* start Data section *

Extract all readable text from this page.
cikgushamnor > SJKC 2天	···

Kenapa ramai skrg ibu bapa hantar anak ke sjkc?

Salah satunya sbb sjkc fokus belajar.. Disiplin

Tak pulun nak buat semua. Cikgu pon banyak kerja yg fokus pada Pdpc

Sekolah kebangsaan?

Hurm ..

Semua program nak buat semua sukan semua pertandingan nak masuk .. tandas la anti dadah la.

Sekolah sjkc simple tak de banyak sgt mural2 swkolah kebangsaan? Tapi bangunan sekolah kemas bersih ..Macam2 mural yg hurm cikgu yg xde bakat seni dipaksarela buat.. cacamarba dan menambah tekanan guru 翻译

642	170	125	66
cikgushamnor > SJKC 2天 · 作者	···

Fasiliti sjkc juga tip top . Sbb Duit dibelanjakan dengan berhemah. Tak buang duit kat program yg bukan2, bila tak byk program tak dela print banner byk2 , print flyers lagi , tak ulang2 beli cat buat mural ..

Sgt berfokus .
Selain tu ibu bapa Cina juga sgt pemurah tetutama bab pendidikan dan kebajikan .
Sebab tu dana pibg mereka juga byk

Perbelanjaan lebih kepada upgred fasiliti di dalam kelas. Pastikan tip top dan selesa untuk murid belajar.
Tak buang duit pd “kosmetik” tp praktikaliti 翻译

* end Data section *

## The request:
Output the records above in their entirety, exactly.

## Written response:
Extract all readable text from this page.
cikgushamnor > SJKC 2天	···

Kenapa ramai skrg ibu bapa hantar anak ke sjkc?

Salah satunya sbb sjkc fokus belajar.. Disiplin

Tak pulun nak buat semua. Cikgu pon banyak kerja yg fokus pada Pdpc

Sekolah kebangsaan?

Hurm ..

Semua program nak buat semua sukan semua pertandingan nak masuk .. tandas la anti dadah la.

Sekolah sjkc simple tak de banyak sgt mural2 swkolah kebangsaan? Tapi bangunan sekolah kemas bersih ..Macam2 mural yg hurm cikgu yg xde bakat seni dipaksarela buat.. cacamarba dan menambah tekanan guru 翻译

642	170	125	66
cikgushamnor > SJKC 2天 · 作者	···

Fasiliti sjkc juga tip top . Sbb Duit dibelanjakan dengan berhemah. Tak buang duit kat program yg bukan2, bila tak byk program tak dela print banner byk2 , print flyers lagi , tak ulang2 beli cat buat mural ..

Sgt berfokus .
Selain tu ibu bapa Cina juga sgt pemurah tetutama bab pendidikan dan kebajikan .
Sebab tu dana pibg mereka juga byk

Perbelanjaan lebih kepada upgred fasiliti di dalam kelas. Pastikan tip top dan selesa untuk murid belajar.
Tak buang duit pd “kosmetik” tp praktikaliti 翻译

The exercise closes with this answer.